§ Task requirements
Copy each line with the word "Reference" in it.

§ Stored data

^^^^

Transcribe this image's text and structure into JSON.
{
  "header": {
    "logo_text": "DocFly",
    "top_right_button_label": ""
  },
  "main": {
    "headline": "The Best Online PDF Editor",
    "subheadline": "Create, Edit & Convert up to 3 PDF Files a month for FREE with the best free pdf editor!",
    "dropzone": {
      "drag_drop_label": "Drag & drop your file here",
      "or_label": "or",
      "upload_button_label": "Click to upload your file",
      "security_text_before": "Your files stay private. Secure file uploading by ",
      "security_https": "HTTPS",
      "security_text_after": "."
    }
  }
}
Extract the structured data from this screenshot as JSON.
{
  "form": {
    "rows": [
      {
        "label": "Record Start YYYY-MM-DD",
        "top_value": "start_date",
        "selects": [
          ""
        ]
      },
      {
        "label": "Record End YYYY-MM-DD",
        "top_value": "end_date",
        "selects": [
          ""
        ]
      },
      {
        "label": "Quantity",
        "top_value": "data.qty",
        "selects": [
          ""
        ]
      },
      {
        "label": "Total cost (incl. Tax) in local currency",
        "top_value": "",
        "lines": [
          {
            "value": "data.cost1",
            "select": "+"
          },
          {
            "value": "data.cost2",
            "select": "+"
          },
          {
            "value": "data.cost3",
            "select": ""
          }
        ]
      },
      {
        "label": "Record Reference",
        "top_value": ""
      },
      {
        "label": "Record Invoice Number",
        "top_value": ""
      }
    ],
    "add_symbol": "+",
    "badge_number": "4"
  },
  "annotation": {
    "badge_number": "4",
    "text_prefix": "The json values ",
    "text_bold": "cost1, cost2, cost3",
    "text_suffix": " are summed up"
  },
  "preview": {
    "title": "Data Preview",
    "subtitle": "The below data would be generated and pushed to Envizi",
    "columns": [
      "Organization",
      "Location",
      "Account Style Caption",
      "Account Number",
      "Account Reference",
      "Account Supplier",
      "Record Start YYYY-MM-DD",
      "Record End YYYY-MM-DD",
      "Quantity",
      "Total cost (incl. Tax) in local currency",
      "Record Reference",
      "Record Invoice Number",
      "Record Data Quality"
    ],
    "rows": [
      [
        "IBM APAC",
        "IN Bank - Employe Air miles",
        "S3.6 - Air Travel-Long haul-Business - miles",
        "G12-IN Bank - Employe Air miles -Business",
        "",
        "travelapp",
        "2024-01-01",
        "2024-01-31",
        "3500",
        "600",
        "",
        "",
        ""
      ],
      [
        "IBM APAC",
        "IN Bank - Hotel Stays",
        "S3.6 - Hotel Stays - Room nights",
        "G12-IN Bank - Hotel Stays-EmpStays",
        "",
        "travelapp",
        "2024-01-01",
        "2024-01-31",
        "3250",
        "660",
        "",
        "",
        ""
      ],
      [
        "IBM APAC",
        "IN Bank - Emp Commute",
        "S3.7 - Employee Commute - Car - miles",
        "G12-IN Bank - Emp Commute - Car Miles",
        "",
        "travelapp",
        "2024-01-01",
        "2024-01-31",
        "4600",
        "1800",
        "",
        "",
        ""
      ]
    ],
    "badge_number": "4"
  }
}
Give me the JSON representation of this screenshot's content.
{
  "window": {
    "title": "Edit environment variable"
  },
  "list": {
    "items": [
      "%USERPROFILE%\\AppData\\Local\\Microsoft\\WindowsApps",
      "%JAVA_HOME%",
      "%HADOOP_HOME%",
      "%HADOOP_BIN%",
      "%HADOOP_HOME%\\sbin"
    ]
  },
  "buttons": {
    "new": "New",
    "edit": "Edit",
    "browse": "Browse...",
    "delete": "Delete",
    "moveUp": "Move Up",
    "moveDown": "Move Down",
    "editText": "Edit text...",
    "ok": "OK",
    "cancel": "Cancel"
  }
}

^^^^

§ Answer to the exercise
        "label": "Record Reference",
      "Account Reference",
      "Record Reference",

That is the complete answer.